**Task brief:** Find all lines in the records that include the word "premieberegningsgrunnlag", and copy them out.

:: Entries supplied

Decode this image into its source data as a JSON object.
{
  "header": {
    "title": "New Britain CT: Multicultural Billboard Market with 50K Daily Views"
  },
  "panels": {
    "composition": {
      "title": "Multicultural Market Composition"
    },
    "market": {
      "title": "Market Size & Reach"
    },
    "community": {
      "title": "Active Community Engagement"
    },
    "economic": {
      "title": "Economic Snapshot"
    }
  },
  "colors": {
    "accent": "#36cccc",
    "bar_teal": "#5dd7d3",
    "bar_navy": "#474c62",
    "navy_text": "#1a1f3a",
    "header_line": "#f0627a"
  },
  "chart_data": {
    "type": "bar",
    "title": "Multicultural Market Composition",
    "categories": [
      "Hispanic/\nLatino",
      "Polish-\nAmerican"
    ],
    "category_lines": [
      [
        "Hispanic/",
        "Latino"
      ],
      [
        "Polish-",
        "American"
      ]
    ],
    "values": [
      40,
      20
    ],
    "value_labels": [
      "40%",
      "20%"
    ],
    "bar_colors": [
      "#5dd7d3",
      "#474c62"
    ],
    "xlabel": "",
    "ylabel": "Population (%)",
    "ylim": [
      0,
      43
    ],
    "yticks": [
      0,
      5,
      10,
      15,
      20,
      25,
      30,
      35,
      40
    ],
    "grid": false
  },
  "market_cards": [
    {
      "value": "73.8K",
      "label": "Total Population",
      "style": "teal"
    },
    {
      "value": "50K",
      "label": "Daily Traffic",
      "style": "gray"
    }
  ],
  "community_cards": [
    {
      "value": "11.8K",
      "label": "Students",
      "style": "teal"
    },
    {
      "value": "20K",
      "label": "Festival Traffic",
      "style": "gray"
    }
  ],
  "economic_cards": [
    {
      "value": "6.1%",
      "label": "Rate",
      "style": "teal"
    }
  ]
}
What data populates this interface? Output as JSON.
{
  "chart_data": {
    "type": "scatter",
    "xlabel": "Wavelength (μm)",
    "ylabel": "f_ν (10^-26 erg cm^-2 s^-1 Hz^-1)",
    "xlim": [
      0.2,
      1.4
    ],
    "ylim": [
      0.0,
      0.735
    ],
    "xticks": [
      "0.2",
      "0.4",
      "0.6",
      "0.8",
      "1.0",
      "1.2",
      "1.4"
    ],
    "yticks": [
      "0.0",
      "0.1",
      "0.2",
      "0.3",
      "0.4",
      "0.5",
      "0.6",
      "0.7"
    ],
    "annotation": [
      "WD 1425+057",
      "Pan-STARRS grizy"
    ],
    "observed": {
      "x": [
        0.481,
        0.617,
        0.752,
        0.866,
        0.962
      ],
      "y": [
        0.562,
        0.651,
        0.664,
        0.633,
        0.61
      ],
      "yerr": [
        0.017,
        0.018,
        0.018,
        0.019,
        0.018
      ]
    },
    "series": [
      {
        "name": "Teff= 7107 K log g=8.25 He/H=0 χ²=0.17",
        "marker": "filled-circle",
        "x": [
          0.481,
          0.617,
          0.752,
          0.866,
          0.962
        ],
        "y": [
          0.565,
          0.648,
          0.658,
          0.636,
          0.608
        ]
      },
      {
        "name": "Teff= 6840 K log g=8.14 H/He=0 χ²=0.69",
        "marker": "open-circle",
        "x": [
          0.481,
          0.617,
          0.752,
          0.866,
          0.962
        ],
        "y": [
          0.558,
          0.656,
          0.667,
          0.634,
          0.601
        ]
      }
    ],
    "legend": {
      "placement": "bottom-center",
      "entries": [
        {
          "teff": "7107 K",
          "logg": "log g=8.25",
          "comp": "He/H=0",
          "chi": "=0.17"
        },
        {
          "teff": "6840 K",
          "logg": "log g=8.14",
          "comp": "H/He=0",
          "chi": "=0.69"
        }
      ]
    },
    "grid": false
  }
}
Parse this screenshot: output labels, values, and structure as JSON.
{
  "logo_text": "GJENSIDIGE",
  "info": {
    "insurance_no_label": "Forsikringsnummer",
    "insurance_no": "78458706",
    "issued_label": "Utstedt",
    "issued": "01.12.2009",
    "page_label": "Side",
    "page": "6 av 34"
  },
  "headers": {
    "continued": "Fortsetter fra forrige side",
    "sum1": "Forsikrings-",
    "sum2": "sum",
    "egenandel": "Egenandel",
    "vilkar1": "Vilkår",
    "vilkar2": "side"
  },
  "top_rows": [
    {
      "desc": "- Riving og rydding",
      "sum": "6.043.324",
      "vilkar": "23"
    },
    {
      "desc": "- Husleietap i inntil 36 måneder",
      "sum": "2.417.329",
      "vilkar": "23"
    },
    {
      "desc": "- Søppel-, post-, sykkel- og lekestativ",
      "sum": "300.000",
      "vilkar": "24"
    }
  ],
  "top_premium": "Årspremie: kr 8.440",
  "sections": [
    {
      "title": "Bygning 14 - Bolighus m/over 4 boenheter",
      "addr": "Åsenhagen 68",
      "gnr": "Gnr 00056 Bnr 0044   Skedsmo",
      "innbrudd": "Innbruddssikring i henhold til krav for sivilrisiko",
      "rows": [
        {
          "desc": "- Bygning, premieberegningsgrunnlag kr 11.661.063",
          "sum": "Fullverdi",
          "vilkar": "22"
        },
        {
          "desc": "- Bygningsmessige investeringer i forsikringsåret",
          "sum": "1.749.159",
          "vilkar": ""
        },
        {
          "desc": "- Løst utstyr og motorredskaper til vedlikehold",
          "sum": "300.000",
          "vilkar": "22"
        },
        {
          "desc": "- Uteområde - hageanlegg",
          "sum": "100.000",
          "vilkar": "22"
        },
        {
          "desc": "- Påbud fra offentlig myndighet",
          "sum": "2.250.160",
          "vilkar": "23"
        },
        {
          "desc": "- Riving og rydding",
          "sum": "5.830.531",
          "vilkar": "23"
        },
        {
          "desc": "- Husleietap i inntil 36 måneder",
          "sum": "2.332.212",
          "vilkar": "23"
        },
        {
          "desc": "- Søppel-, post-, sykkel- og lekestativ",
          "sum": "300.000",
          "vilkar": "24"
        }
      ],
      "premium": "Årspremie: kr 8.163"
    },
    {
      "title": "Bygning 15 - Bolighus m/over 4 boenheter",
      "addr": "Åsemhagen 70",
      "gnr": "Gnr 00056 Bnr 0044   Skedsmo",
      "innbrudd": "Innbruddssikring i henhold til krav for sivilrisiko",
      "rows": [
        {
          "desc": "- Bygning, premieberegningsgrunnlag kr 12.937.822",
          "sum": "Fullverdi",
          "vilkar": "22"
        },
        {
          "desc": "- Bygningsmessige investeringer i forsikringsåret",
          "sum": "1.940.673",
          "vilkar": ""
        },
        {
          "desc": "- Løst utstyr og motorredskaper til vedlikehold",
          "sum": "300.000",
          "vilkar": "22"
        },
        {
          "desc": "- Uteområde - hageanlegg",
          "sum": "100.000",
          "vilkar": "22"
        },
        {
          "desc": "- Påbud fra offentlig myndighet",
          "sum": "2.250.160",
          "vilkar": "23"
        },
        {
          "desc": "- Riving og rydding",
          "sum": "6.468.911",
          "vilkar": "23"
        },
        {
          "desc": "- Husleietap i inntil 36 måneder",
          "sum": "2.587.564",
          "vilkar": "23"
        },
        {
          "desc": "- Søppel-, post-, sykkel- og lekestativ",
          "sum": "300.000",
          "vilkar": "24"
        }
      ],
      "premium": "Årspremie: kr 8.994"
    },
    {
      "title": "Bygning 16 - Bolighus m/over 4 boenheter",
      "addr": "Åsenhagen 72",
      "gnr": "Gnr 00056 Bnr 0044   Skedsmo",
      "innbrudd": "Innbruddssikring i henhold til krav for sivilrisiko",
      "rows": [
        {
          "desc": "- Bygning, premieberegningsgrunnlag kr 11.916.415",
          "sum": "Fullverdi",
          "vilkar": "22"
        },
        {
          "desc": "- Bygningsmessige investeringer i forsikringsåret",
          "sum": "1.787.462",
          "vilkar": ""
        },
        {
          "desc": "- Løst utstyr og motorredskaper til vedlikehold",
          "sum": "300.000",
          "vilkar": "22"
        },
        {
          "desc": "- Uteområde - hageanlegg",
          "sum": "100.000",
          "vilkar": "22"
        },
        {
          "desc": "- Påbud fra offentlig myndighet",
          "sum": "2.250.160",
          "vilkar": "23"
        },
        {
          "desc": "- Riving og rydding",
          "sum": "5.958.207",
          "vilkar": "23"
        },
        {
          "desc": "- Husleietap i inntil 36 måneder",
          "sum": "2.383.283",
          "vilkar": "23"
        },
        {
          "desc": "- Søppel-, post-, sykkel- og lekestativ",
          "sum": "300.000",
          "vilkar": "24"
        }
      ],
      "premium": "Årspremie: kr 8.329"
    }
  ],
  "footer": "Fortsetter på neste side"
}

::::

**Completed exercise:**
          "desc": "- Bygning, premieberegningsgrunnlag kr 11.661.063",
          "desc": "- Bygning, premieberegningsgrunnlag kr 12.937.822",
          "desc": "- Bygning, premieberegningsgrunnlag kr 11.916.415",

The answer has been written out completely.